Goal:
Look through the data below. Pick out the lines holding the string "crees".

--- Information shown ---

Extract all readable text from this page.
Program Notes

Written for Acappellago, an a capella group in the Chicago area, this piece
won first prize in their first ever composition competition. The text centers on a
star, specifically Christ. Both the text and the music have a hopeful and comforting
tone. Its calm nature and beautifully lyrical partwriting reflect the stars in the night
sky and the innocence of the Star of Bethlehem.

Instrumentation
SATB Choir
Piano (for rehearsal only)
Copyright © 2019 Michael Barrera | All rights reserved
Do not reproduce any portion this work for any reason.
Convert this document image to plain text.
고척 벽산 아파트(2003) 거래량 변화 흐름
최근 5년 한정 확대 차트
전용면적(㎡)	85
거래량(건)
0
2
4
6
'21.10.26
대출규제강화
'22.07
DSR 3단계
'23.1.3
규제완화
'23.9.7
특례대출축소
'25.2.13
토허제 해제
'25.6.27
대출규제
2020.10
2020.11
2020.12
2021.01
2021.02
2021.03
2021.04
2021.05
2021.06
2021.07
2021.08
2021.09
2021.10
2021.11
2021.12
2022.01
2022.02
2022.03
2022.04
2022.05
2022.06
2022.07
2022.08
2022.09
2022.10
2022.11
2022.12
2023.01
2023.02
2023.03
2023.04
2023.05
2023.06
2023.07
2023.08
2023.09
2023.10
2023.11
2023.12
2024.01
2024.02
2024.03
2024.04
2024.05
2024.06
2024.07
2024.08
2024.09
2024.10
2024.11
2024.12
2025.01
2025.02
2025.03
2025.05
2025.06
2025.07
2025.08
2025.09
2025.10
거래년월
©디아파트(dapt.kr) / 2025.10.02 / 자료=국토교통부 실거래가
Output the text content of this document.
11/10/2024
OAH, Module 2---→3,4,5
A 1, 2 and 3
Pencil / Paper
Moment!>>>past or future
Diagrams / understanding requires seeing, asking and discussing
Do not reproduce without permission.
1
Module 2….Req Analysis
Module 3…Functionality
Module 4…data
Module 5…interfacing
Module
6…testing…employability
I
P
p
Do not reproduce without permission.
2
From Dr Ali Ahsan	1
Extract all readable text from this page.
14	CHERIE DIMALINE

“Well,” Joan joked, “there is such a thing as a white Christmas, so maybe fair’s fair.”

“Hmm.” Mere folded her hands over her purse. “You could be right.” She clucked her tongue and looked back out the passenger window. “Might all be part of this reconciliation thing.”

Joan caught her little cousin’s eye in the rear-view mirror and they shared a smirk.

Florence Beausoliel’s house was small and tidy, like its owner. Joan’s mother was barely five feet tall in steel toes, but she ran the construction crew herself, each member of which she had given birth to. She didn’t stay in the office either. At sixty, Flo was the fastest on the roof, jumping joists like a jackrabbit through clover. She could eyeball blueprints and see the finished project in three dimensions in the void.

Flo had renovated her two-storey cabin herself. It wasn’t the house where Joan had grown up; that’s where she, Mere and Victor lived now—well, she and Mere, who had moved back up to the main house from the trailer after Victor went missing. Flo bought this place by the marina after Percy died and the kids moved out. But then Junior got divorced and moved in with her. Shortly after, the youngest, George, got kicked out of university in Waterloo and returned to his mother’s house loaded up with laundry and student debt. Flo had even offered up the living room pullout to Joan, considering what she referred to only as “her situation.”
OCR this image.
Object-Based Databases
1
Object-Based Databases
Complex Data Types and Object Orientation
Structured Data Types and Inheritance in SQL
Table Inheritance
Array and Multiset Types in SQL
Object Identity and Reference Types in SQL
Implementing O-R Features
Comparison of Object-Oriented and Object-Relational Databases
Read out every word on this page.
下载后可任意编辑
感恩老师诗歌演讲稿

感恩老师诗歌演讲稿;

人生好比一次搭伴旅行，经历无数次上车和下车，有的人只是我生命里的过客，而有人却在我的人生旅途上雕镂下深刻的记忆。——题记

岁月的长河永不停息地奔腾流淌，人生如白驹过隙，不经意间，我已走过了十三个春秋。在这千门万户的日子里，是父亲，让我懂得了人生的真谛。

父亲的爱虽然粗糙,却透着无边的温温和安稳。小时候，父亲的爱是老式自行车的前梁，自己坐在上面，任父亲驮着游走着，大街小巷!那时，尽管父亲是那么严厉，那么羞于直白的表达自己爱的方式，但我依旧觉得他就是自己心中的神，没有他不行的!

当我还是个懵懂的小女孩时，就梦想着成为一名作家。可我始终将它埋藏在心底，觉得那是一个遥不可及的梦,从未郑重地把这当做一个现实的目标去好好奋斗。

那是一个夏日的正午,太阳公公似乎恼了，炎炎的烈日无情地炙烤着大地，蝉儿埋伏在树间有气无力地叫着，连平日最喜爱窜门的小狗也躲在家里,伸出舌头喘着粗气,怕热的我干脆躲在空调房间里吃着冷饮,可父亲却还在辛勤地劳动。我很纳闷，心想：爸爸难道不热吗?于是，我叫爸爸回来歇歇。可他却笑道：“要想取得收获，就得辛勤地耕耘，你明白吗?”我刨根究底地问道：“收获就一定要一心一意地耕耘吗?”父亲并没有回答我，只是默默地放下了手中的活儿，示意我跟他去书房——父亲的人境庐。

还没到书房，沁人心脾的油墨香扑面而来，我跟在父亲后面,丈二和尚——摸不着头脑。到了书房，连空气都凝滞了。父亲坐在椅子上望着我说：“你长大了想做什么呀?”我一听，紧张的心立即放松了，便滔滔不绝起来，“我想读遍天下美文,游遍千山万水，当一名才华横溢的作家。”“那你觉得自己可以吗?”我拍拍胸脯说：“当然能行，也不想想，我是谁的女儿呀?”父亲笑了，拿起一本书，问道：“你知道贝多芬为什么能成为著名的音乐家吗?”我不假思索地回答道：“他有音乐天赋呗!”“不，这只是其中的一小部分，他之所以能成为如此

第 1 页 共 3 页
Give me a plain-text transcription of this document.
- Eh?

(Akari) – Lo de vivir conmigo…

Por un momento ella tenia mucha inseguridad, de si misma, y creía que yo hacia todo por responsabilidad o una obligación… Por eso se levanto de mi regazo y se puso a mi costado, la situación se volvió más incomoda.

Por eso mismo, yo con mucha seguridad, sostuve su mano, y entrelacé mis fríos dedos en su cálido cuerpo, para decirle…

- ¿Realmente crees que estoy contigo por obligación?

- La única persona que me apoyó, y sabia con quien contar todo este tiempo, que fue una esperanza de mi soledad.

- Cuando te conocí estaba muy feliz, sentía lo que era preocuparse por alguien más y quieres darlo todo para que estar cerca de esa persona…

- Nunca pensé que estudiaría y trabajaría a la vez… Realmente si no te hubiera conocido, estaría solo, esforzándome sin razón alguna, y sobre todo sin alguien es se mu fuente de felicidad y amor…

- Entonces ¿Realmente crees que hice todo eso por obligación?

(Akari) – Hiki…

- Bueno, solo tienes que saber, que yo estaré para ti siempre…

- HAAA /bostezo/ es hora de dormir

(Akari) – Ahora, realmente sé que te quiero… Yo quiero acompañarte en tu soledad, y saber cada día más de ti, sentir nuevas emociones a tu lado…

---

Task result:
- ¿Realmente crees que estoy contigo por obligación?
- Entonces ¿Realmente crees que hice todo eso por obligación?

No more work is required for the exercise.